● Short task: Here are some records; return them all exactly.
[start of Data rows]
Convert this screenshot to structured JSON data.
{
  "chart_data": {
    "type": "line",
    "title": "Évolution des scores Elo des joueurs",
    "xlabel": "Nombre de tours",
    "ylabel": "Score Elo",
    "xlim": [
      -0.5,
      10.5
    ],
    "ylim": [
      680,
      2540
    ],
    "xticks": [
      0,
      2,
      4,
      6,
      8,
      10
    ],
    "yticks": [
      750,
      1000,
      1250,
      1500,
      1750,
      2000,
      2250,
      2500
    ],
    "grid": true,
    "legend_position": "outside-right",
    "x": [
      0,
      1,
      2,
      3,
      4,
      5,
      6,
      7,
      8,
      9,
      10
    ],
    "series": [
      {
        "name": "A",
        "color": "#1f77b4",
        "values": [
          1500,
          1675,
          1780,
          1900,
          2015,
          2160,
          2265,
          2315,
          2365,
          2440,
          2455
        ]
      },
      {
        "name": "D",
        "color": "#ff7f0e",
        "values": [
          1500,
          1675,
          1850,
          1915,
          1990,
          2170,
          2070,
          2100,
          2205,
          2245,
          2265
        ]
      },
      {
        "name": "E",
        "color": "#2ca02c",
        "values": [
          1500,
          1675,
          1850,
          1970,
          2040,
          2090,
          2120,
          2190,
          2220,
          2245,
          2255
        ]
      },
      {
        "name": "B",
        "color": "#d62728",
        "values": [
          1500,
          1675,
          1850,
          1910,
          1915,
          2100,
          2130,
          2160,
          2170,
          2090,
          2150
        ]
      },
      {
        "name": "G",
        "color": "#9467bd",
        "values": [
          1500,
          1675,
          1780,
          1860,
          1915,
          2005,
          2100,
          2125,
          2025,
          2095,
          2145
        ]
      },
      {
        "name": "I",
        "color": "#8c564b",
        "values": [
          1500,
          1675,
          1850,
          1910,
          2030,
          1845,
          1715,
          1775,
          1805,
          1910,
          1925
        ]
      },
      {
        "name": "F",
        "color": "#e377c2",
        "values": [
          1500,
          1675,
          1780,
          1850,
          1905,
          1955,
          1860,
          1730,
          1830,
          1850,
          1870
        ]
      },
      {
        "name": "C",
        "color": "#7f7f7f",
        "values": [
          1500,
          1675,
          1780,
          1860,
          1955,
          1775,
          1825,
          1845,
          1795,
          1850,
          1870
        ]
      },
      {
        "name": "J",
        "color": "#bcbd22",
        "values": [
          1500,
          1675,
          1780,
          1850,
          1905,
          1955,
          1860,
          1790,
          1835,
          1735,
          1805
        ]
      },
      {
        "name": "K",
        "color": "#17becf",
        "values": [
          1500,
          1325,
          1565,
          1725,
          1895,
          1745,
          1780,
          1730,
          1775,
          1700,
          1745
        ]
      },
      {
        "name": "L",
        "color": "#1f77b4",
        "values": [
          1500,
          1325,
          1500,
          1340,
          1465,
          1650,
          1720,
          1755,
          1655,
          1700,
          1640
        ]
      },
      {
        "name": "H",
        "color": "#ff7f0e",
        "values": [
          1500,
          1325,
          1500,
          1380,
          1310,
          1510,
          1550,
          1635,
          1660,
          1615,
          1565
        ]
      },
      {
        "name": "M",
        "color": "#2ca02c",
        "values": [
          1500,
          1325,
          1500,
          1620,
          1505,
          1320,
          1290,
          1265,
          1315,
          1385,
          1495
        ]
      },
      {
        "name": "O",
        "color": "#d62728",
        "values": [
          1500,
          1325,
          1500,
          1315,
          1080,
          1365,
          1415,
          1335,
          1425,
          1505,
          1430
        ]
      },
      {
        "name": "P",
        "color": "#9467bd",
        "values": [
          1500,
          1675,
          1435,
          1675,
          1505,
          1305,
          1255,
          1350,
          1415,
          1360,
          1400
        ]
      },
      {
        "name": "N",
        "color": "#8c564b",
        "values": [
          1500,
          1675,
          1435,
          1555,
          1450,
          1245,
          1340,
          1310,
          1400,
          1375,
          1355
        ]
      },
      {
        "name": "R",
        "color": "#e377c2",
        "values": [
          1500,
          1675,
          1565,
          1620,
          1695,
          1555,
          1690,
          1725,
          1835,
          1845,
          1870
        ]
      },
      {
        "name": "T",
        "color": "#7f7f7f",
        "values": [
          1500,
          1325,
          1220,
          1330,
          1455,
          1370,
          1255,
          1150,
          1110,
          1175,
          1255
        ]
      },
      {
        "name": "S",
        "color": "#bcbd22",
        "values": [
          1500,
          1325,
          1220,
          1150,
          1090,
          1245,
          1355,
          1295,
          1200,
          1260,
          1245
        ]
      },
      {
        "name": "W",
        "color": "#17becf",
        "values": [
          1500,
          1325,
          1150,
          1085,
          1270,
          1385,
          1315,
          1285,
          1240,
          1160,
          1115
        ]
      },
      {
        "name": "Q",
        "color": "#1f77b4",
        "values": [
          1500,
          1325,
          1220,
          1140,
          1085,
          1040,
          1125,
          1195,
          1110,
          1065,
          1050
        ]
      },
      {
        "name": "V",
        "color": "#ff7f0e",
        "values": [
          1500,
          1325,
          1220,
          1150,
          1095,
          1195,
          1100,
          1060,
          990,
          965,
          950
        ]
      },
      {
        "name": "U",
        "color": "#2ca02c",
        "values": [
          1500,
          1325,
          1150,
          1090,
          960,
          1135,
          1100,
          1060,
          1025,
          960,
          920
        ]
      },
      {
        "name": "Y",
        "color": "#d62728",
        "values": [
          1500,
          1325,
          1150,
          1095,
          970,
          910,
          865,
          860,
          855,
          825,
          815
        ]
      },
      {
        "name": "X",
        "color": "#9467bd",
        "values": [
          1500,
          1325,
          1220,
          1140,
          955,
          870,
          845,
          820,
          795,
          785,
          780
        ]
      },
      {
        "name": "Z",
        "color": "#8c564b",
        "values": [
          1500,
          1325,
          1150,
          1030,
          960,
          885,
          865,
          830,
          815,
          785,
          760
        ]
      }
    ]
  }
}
[end of Data rows]
● The answer:
Convert this screenshot to structured JSON data.
{
  "chart_data": {
    "type": "line",
    "title": "Évolution des scores Elo des joueurs",
    "xlabel": "Nombre de tours",
    "ylabel": "Score Elo",
    "xlim": [
      -0.5,
      10.5
    ],
    "ylim": [
      680,
      2540
    ],
    "xticks": [
      0,
      2,
      4,
      6,
      8,
      10
    ],
    "yticks": [
      750,
      1000,
      1250,
      1500,
      1750,
      2000,
      2250,
      2500
    ],
    "grid": true,
    "legend_position": "outside-right",
    "x": [
      0,
      1,
      2,
      3,
      4,
      5,
      6,
      7,
      8,
      9,
      10
    ],
    "series": [
      {
        "name": "A",
        "color": "#1f77b4",
        "values": [
          1500,
          1675,
          1780,
          1900,
          2015,
          2160,
          2265,
          2315,
          2365,
          2440,
          2455
        ]
      },
      {
        "name": "D",
        "color": "#ff7f0e",
        "values": [
          1500,
          1675,
          1850,
          1915,
          1990,
          2170,
          2070,
          2100,
          2205,
          2245,
          2265
        ]
      },
      {
        "name": "E",
        "color": "#2ca02c",
        "values": [
          1500,
          1675,
          1850,
          1970,
          2040,
          2090,
          2120,
          2190,
          2220,
          2245,
          2255
        ]
      },
      {
        "name": "B",
        "color": "#d62728",
        "values": [
          1500,
          1675,
          1850,
          1910,
          1915,
          2100,
          2130,
          2160,
          2170,
          2090,
          2150
        ]
      },
      {
        "name": "G",
        "color": "#9467bd",
        "values": [
          1500,
          1675,
          1780,
          1860,
          1915,
          2005,
          2100,
          2125,
          2025,
          2095,
          2145
        ]
      },
      {
        "name": "I",
        "color": "#8c564b",
        "values": [
          1500,
          1675,
          1850,
          1910,
          2030,
          1845,
          1715,
          1775,
          1805,
          1910,
          1925
        ]
      },
      {
        "name": "F",
        "color": "#e377c2",
        "values": [
          1500,
          1675,
          1780,
          1850,
          1905,
          1955,
          1860,
          1730,
          1830,
          1850,
          1870
        ]
      },
      {
        "name": "C",
        "color": "#7f7f7f",
        "values": [
          1500,
          1675,
          1780,
          1860,
          1955,
          1775,
          1825,
          1845,
          1795,
          1850,
          1870
        ]
      },
      {
        "name": "J",
        "color": "#bcbd22",
        "values": [
          1500,
          1675,
          1780,
          1850,
          1905,
          1955,
          1860,
          1790,
          1835,
          1735,
          1805
        ]
      },
      {
        "name": "K",
        "color": "#17becf",
        "values": [
          1500,
          1325,
          1565,
          1725,
          1895,
          1745,
          1780,
          1730,
          1775,
          1700,
          1745
        ]
      },
      {
        "name": "L",
        "color": "#1f77b4",
        "values": [
          1500,
          1325,
          1500,
          1340,
          1465,
          1650,
          1720,
          1755,
          1655,
          1700,
          1640
        ]
      },
      {
        "name": "H",
        "color": "#ff7f0e",
        "values": [
          1500,
          1325,
          1500,
          1380,
          1310,
          1510,
          1550,
          1635,
          1660,
          1615,
          1565
        ]
      },
      {
        "name": "M",
        "color": "#2ca02c",
        "values": [
          1500,
          1325,
          1500,
          1620,
          1505,
          1320,
          1290,
          1265,
          1315,
          1385,
          1495
        ]
      },
      {
        "name": "O",
        "color": "#d62728",
        "values": [
          1500,
          1325,
          1500,
          1315,
          1080,
          1365,
          1415,
          1335,
          1425,
          1505,
          1430
        ]
      },
      {
        "name": "P",
        "color": "#9467bd",
        "values": [
          1500,
          1675,
          1435,
          1675,
          1505,
          1305,
          1255,
          1350,
          1415,
          1360,
          1400
        ]
      },
      {
        "name": "N",
        "color": "#8c564b",
        "values": [
          1500,
          1675,
          1435,
          1555,
          1450,
          1245,
          1340,
          1310,
          1400,
          1375,
          1355
        ]
      },
      {
        "name": "R",
        "color": "#e377c2",
        "values": [
          1500,
          1675,
          1565,
          1620,
          1695,
          1555,
          1690,
          1725,
          1835,
          1845,
          1870
        ]
      },
      {
        "name": "T",
        "color": "#7f7f7f",
        "values": [
          1500,
          1325,
          1220,
          1330,
          1455,
          1370,
          1255,
          1150,
          1110,
          1175,
          1255
        ]
      },
      {
        "name": "S",
        "color": "#bcbd22",
        "values": [
          1500,
          1325,
          1220,
          1150,
          1090,
          1245,
          1355,
          1295,
          1200,
          1260,
          1245
        ]
      },
      {
        "name": "W",
        "color": "#17becf",
        "values": [
          1500,
          1325,
          1150,
          1085,
          1270,
          1385,
          1315,
          1285,
          1240,
          1160,
          1115
        ]
      },
      {
        "name": "Q",
        "color": "#1f77b4",
        "values": [
          1500,
          1325,
          1220,
          1140,
          1085,
          1040,
          1125,
          1195,
          1110,
          1065,
          1050
        ]
      },
      {
        "name": "V",
        "color": "#ff7f0e",
        "values": [
          1500,
          1325,
          1220,
          1150,
          1095,
          1195,
          1100,
          1060,
          990,
          965,
          950
        ]
      },
      {
        "name": "U",
        "color": "#2ca02c",
        "values": [
          1500,
          1325,
          1150,
          1090,
          960,
          1135,
          1100,
          1060,
          1025,
          960,
          920
        ]
      },
      {
        "name": "Y",
        "color": "#d62728",
        "values": [
          1500,
          1325,
          1150,
          1095,
          970,
          910,
          865,
          860,
          855,
          825,
          815
        ]
      },
      {
        "name": "X",
        "color": "#9467bd",
        "values": [
          1500,
          1325,
          1220,
          1140,
          955,
          870,
          845,
          820,
          795,
          785,
          780
        ]
      },
      {
        "name": "Z",
        "color": "#8c564b",
        "values": [
          1500,
          1325,
          1150,
          1030,
          960,
          885,
          865,
          830,
          815,
          785,
          760
        ]
      }
    ]
  }
}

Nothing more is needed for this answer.